▶ [Trecho para leitura]:
“Scared is what you’re feeling, brave is what you’re doing” - Emma Donoghue1 Medo é o que você está sentindo, corajoso é o que você está fazendo (tradução minha)
Acho que estou fazendo uma série sobre sentimentos. Pelo menos o que estou percebendo agora que escrevo.
Essa semana retomei alguns desafios que são muito difíceis de enfrentar. Sou atriz mas ano passado entrei em dois processos - um profissional, um amador - que não me fizeram bem, e optei por sair. Precisei de seis meses para me recuperar e voltar a buscar outros projetos como atriz.
Ontem fiz minha primeira audição em grupo em muito tempo. A última foi para um curta-metragem universitário, em 2019, que foi uma bagunça, eu não fiz o exercício proposto porque não entendi bem, mas improvisei e consegui o papel. Gravei o curta-metragem em uma diária numa granja na zona norte de São Paulo, com figurino de piriguete num frio de 15 graus, tendo que parar a gravação a cada 5 minutos pelo barulho do avião ou o piado dos pintinhos, e minha parceira de cena não tinha memorizado o texto e deu um escândalo porque eu não avisei que seu alarme do remédio que ela tomava, por causa de sua plástica, tocou. Nunca vi o resultado desse filme.
Audição, assim, profissional mesmo, nunca tinha feito. Era uma companhia que poderia me oferecer um contrato, com pagamento, de longo prazo, pra atuar. Coisa inimaginável para mim. Nunca tinha ouvido falar de uma companhia dessa abrindo audições de forma aberta, mande seu material e vamos ver, assim. Só o que vejo é projeto independente, invista uma porcentagem, projeto independente, sem cachê, projeto independente, receba porcentagem de bilheteria de um espetáculo sem público pagante.
Parecia bom demais pra ser verdade. Talvez fosse. O que não era bom demais era eu, sem confiança, destreinada e travada, fazendo jogos teatrais em que as pessoas estão me julgando. Já considero que me julgam mesmo, mas saber que estão me julgando realmente não me ajuda. Não consegui.
Processo seletivo é assim, você tenta um milhão pra conseguir zero, mas se você não tentar, como fica?
Fiquei esperando alguém bater na minha porta. Ninguém bateu.

▶ [Desafio a]: Resuma o trecho sobre a audição em duas frases.
O trecho e as linhas provêm de fontes distintas.

▶ [Linhas fornecidas]:
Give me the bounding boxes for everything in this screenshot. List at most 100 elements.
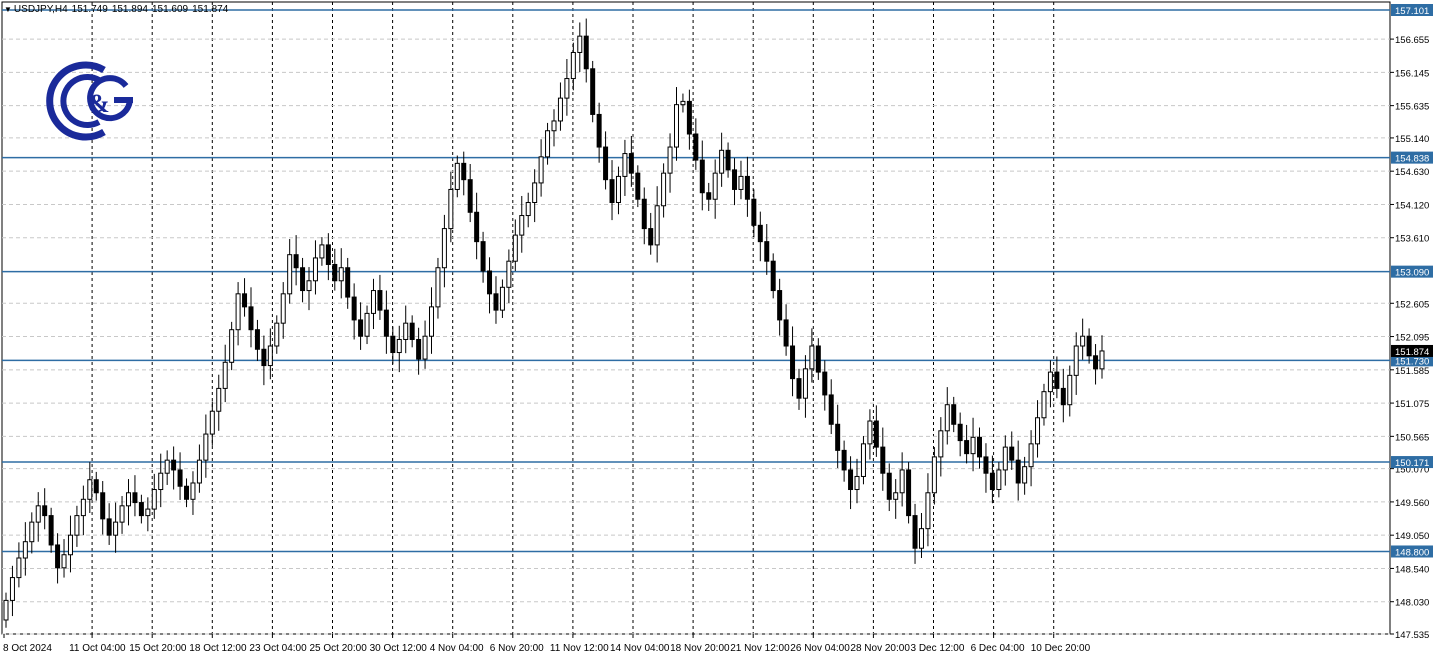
candle-body xyxy=(641,198,647,230)
candle-body xyxy=(790,345,796,380)
candle-body xyxy=(525,201,531,217)
candle-body xyxy=(1047,371,1053,393)
candle-body xyxy=(48,515,54,546)
plot-frame xyxy=(1,1,1391,635)
candle-body xyxy=(964,440,970,455)
candle-body xyxy=(564,78,570,99)
candle-body xyxy=(164,459,170,474)
candle-body xyxy=(138,502,144,517)
candle-body xyxy=(583,35,589,70)
dropdown-triangle-icon[interactable]: ▼ xyxy=(4,5,12,14)
candle-body xyxy=(390,335,396,354)
time-tick-label: 15 Oct 20:00 xyxy=(129,643,187,654)
price-tick-label: 150.565 xyxy=(1395,432,1429,443)
candle-body xyxy=(106,518,112,536)
price-tick-label: 154.630 xyxy=(1395,167,1429,178)
candle-body xyxy=(448,188,454,230)
level-label: 150.171 xyxy=(1395,458,1429,469)
candle-body xyxy=(628,153,634,174)
candle-body xyxy=(151,489,157,510)
price-chart[interactable]: 156.655 156.145 155.635 155.140 154.630 154.1… xyxy=(0,0,1438,661)
candle-body xyxy=(893,492,899,500)
candle-body xyxy=(332,263,338,282)
candle-body xyxy=(409,322,415,340)
current-price-label: 151.874 xyxy=(1395,347,1429,358)
candle-body xyxy=(983,456,989,474)
time-tick-label: 8 Oct 2024 xyxy=(3,643,52,654)
candle-body xyxy=(912,515,918,549)
candle-body xyxy=(1060,387,1066,406)
candle-body xyxy=(1093,355,1099,370)
level-label: 157.101 xyxy=(1395,6,1429,17)
candle-body xyxy=(35,505,41,523)
candle-body xyxy=(132,492,138,504)
candle-body xyxy=(706,192,712,200)
level-label: 151.730 xyxy=(1395,356,1429,367)
candle-body xyxy=(828,394,834,425)
candle-body xyxy=(113,521,119,536)
candle-body xyxy=(274,322,280,347)
candle-body xyxy=(261,348,267,367)
candle-body xyxy=(860,443,866,477)
candle-body xyxy=(551,120,557,132)
candle-body xyxy=(648,228,654,246)
candle-body xyxy=(377,290,383,311)
candle-body xyxy=(42,505,48,517)
candle-body xyxy=(667,146,673,174)
candle-body xyxy=(680,100,686,106)
candle-body xyxy=(725,149,731,171)
price-tick-label: 148.540 xyxy=(1395,564,1429,575)
candle-body xyxy=(744,175,750,200)
candle-body xyxy=(16,557,22,579)
candle-body xyxy=(287,254,293,295)
candle-body xyxy=(719,149,725,174)
candle-body xyxy=(67,534,73,556)
candle-body xyxy=(467,179,473,213)
candle-body xyxy=(203,433,209,461)
candle-body xyxy=(822,371,828,396)
price-tick-label: 147.535 xyxy=(1395,630,1429,641)
candle-body xyxy=(506,260,512,288)
candle-body xyxy=(319,244,325,259)
candle-body xyxy=(235,293,241,331)
candle-body xyxy=(1080,335,1086,347)
candle-body xyxy=(783,319,789,347)
price-tick-label: 155.635 xyxy=(1395,102,1429,113)
low-value: 151.609 xyxy=(151,4,189,15)
candle-body xyxy=(403,322,409,340)
candle-body xyxy=(61,554,67,569)
time-tick-label: 18 Oct 12:00 xyxy=(189,643,247,654)
candle-body xyxy=(635,172,641,200)
candle-body xyxy=(873,420,879,448)
candle-body xyxy=(835,423,841,451)
candle-body xyxy=(925,492,931,530)
candle-body xyxy=(906,469,912,517)
price-tick-label: 151.075 xyxy=(1395,399,1429,410)
close-value: 151.874 xyxy=(192,4,229,15)
price-tick-label: 152.095 xyxy=(1395,333,1429,344)
chart-header: ▼ USDJPY,H4 151.749 151.894 151.609 151.874 xyxy=(4,4,232,15)
candle-body xyxy=(487,270,493,295)
candle-body xyxy=(222,361,228,389)
time-tick-label: 14 Nov 04:00 xyxy=(610,643,670,654)
price-tick-label: 153.610 xyxy=(1395,234,1429,245)
candle-body xyxy=(80,498,86,517)
candle-body xyxy=(757,224,763,243)
candle-body xyxy=(119,505,125,523)
candle-body xyxy=(938,430,944,458)
candle-body xyxy=(615,175,621,203)
candle-body xyxy=(396,338,402,354)
candle-body xyxy=(3,599,9,621)
candle-body xyxy=(93,479,99,494)
time-axis: 8 Oct 2024 11 Oct 04:00 15 Oct 20:00 18 Oct… xyxy=(3,634,1091,654)
candle-body xyxy=(970,436,976,455)
candle-body xyxy=(493,293,499,311)
candle-body xyxy=(712,172,718,200)
candle-body xyxy=(538,156,544,184)
candle-body xyxy=(777,290,783,321)
candle-body xyxy=(74,515,80,536)
candle-body xyxy=(383,309,389,337)
level-label: 154.838 xyxy=(1395,154,1429,165)
candle-body xyxy=(441,228,447,269)
candle-body xyxy=(1041,391,1047,419)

▶ [Desafio b]: Cite, a partir das linhas fornecidas, a sequência que vai da linha que contém "candle-body xyxy=(641,198,647,230)" até a linha que contém "candle-body xyxy=(583,35,589,70)", incluídas ambas.

▶ [Resposta completa a]: A narradora, atriz que saiu de dois processos no ano anterior e precisou de seis meses para se recuperar, conta que ontem fez sua primeira audição em grupo em muito tempo, para uma companhia que poderia lhe oferecer um contrato remunerado de longo prazo. Sem confiança, destreinada e travada diante de pessoas que a julgavam, não conseguiu, e observa que em um processo seletivo se tenta um milhão para conseguir zero, embora pergunte como fica quem não tenta.

▶ [Resposta completa b]:
candle-body xyxy=(641,198,647,230)
candle-body xyxy=(790,345,796,380)
candle-body xyxy=(525,201,531,217)
candle-body xyxy=(1047,371,1053,393)
candle-body xyxy=(48,515,54,546)
plot-frame xyxy=(1,1,1391,635)
candle-body xyxy=(964,440,970,455)
candle-body xyxy=(564,78,570,99)
candle-body xyxy=(164,459,170,474)
candle-body xyxy=(138,502,144,517)
candle-body xyxy=(583,35,589,70)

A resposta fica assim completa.